═══ Extracted information ═══
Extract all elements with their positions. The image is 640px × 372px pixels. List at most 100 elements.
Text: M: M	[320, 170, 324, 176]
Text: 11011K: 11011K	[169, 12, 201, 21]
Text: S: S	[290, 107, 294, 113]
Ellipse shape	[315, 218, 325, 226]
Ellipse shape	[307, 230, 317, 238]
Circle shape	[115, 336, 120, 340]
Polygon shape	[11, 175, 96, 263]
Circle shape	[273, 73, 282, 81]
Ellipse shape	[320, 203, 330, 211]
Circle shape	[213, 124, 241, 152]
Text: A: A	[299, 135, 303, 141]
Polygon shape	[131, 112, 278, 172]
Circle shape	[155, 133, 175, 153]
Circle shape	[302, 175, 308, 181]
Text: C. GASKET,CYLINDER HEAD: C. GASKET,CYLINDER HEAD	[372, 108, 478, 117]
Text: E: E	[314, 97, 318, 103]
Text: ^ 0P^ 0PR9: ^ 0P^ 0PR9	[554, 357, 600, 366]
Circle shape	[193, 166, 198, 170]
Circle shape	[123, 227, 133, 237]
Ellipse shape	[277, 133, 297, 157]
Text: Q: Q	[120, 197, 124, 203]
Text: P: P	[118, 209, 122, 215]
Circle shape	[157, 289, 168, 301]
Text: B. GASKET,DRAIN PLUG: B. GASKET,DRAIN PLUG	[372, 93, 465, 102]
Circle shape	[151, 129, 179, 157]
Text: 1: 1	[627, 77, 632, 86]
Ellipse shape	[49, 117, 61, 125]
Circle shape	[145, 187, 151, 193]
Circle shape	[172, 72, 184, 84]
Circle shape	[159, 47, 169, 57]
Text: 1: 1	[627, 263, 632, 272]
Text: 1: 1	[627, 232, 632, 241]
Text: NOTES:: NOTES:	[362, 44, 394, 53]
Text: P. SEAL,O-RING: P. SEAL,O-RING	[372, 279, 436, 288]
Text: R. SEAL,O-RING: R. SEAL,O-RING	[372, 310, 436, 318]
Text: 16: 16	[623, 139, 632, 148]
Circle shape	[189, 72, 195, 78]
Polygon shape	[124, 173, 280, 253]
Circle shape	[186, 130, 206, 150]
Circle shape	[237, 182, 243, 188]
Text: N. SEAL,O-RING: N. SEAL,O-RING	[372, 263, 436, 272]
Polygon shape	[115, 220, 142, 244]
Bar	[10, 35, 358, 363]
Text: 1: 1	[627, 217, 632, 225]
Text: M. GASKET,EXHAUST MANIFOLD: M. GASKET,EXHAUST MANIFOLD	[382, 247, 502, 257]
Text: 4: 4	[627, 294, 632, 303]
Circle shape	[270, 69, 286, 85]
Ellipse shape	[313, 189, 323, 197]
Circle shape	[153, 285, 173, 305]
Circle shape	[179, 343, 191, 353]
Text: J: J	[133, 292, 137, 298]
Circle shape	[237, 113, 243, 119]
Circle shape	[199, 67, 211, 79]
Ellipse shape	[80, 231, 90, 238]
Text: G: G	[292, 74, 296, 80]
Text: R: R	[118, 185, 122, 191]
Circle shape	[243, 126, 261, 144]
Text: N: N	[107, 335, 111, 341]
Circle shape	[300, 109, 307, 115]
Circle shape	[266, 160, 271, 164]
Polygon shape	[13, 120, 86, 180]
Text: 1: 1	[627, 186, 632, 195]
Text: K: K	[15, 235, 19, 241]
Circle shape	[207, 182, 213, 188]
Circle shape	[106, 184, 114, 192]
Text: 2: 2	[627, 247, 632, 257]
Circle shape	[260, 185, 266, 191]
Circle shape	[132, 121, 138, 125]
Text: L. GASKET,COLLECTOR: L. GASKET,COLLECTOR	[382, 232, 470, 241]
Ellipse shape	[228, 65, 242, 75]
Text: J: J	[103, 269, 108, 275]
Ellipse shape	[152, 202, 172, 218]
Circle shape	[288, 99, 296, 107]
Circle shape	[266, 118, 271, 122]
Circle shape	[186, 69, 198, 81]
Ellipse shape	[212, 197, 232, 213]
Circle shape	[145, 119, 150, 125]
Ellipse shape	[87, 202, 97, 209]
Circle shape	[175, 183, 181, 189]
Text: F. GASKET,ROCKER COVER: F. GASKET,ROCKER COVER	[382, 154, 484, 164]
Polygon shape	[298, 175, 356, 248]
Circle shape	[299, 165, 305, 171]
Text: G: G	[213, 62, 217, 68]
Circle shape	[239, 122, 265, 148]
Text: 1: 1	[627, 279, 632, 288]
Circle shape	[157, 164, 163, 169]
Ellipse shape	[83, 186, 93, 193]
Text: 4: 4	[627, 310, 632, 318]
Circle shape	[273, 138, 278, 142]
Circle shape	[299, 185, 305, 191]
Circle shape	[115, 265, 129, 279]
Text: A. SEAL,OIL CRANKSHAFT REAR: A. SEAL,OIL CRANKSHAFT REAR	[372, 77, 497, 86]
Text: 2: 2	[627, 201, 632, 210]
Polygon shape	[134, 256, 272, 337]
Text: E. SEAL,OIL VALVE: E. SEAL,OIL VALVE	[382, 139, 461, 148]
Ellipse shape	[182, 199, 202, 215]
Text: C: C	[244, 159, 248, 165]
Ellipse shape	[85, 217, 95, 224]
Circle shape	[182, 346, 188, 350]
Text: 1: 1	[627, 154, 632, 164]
═══
Short exercise: In the records from the first line through the line with "Text: B. GASKET,DRAIN", change every "Ellipse shape" to "Oval shape" and give those lines again with nothing else altered.

Complete response:
Extract all elements with their positions. The image is 640px × 372px pixels. List at most 100 elements.
Text: M: M	[320, 170, 324, 176]
Text: 11011K: 11011K	[169, 12, 201, 21]
Text: S: S	[290, 107, 294, 113]
Oval shape	[315, 218, 325, 226]
Oval shape	[307, 230, 317, 238]
Circle shape	[115, 336, 120, 340]
Polygon shape	[11, 175, 96, 263]
Circle shape	[273, 73, 282, 81]
Oval shape	[320, 203, 330, 211]
Circle shape	[213, 124, 241, 152]
Text: A: A	[299, 135, 303, 141]
Polygon shape	[131, 112, 278, 172]
Circle shape	[155, 133, 175, 153]
Circle shape	[302, 175, 308, 181]
Text: C. GASKET,CYLINDER HEAD: C. GASKET,CYLINDER HEAD	[372, 108, 478, 117]
Text: E: E	[314, 97, 318, 103]
Text: ^ 0P^ 0PR9: ^ 0P^ 0PR9	[554, 357, 600, 366]
Circle shape	[193, 166, 198, 170]
Circle shape	[123, 227, 133, 237]
Oval shape	[277, 133, 297, 157]
Text: Q: Q	[120, 197, 124, 203]
Text: P: P	[118, 209, 122, 215]
Circle shape	[157, 289, 168, 301]
Text: B. GASKET,DRAIN PLUG: B. GASKET,DRAIN PLUG	[372, 93, 465, 102]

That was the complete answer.